═══ Material shown ═══
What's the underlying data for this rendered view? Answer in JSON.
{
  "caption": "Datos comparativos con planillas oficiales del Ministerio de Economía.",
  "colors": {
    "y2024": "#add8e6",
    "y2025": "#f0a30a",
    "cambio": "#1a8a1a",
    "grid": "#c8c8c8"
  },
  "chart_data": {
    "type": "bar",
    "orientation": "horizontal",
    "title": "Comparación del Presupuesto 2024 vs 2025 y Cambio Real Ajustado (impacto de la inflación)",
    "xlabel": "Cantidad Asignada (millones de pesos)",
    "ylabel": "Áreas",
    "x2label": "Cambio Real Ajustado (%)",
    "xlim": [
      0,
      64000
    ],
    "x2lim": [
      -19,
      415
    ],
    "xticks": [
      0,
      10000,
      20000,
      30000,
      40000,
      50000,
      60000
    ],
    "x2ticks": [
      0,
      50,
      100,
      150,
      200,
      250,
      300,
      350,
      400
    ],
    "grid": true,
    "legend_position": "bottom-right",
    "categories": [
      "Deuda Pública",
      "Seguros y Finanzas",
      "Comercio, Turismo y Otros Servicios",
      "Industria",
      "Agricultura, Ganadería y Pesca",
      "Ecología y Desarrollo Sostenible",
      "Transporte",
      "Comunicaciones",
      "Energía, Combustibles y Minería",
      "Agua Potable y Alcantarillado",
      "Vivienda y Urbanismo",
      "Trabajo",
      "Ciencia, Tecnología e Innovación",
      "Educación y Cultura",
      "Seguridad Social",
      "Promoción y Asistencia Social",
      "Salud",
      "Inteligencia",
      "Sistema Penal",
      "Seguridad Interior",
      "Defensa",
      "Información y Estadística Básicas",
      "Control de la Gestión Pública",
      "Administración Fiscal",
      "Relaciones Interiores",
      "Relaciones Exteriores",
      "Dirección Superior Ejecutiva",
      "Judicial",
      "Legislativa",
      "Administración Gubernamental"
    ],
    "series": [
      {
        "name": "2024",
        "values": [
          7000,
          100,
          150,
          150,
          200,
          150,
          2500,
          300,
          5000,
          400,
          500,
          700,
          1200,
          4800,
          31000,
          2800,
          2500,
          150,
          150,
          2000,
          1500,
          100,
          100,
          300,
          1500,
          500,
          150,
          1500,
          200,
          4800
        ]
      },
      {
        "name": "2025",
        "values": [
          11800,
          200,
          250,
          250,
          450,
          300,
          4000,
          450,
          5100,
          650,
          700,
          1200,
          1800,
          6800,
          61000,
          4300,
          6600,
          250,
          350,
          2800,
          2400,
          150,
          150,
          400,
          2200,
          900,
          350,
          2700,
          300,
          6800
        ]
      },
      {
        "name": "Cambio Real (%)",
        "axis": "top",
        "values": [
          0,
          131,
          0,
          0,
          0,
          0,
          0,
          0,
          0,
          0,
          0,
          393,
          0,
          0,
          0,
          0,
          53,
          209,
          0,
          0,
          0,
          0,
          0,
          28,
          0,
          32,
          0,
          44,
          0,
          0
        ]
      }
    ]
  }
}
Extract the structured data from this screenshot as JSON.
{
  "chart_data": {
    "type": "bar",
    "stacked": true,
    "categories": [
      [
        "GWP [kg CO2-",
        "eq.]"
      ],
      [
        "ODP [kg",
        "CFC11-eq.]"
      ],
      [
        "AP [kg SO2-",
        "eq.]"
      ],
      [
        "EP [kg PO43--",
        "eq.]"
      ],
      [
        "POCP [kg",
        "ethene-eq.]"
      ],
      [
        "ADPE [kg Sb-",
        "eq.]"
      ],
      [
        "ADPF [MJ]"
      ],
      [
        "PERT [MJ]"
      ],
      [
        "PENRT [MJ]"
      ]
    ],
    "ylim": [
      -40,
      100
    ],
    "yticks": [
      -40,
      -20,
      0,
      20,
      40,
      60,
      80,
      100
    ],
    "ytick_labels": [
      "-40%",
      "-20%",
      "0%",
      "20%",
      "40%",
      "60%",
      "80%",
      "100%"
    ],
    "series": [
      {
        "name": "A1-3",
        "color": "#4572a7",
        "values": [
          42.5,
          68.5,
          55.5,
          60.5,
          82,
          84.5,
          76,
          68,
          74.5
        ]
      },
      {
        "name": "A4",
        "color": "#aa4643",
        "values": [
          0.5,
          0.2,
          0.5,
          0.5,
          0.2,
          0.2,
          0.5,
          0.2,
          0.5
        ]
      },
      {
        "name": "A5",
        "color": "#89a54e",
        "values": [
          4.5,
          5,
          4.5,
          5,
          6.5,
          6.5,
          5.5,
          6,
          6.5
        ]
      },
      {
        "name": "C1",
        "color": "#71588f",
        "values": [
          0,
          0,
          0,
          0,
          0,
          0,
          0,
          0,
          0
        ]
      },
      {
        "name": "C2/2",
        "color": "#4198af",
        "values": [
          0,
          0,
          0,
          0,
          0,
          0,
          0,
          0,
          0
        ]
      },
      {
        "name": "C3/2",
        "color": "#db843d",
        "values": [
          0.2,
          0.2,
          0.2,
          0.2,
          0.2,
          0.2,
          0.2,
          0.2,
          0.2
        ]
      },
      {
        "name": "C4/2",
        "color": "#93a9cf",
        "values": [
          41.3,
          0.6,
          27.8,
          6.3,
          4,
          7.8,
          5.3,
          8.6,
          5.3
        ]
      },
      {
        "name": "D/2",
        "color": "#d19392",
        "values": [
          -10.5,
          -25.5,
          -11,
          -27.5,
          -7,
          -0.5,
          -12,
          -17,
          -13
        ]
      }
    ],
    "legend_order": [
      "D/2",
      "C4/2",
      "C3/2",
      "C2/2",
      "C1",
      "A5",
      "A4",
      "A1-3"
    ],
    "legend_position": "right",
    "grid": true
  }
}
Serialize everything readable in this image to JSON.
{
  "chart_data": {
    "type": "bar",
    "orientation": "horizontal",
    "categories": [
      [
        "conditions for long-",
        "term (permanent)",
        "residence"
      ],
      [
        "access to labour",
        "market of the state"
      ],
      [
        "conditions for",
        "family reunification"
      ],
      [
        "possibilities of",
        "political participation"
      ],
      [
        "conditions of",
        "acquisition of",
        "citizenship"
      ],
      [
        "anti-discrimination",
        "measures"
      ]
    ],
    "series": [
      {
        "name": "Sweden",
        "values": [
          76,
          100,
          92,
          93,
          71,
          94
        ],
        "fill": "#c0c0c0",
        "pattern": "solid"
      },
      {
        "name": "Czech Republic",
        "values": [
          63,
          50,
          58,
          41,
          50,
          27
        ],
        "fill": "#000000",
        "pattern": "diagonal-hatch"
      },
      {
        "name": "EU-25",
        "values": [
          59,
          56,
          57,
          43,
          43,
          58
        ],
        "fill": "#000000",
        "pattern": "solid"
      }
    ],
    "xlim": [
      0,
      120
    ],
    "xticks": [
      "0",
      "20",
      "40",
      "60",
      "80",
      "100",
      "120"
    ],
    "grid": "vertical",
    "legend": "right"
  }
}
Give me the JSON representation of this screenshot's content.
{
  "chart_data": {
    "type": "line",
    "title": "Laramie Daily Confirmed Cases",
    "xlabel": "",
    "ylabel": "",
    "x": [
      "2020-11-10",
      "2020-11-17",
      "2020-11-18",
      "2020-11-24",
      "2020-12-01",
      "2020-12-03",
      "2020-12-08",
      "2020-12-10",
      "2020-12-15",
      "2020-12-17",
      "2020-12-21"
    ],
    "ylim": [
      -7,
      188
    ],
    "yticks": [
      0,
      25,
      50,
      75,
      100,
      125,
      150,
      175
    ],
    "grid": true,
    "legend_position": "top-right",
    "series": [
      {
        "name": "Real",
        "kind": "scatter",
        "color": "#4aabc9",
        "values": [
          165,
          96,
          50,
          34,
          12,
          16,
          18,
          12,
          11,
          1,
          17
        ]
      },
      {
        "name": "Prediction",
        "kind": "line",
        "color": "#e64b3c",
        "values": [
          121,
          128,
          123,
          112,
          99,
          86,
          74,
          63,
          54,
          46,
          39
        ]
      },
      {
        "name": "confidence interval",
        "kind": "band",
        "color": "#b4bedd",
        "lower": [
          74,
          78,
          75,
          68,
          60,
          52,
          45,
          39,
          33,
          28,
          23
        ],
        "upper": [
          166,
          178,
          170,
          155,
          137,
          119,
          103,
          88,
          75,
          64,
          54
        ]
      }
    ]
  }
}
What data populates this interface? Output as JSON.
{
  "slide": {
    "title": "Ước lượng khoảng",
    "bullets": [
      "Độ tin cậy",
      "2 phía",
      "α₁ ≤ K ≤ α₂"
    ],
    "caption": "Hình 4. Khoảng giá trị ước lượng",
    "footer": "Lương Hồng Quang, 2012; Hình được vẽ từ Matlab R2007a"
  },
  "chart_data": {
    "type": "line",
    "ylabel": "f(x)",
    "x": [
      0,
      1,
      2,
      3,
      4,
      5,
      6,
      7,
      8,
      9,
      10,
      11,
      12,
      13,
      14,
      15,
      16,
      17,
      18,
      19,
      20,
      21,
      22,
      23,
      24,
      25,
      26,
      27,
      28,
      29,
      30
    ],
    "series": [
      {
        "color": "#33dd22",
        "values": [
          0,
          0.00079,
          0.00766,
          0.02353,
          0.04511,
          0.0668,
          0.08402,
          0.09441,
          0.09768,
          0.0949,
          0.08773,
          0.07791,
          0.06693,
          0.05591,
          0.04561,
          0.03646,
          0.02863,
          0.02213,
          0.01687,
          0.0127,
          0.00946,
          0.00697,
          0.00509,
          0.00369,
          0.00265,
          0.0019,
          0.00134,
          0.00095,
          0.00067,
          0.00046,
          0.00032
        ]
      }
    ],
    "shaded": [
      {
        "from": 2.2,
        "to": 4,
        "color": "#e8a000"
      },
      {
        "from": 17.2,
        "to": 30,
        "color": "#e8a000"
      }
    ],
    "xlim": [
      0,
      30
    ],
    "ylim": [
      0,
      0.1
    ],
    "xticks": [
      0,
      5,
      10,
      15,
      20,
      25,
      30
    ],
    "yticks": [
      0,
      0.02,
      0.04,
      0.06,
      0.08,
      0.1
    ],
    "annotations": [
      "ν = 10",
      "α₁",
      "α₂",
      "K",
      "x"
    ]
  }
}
═══
## To do
Read through the entries and copy every line that includes "Relaciones".

## Response below
      "Relaciones Interiores",
      "Relaciones Exteriores",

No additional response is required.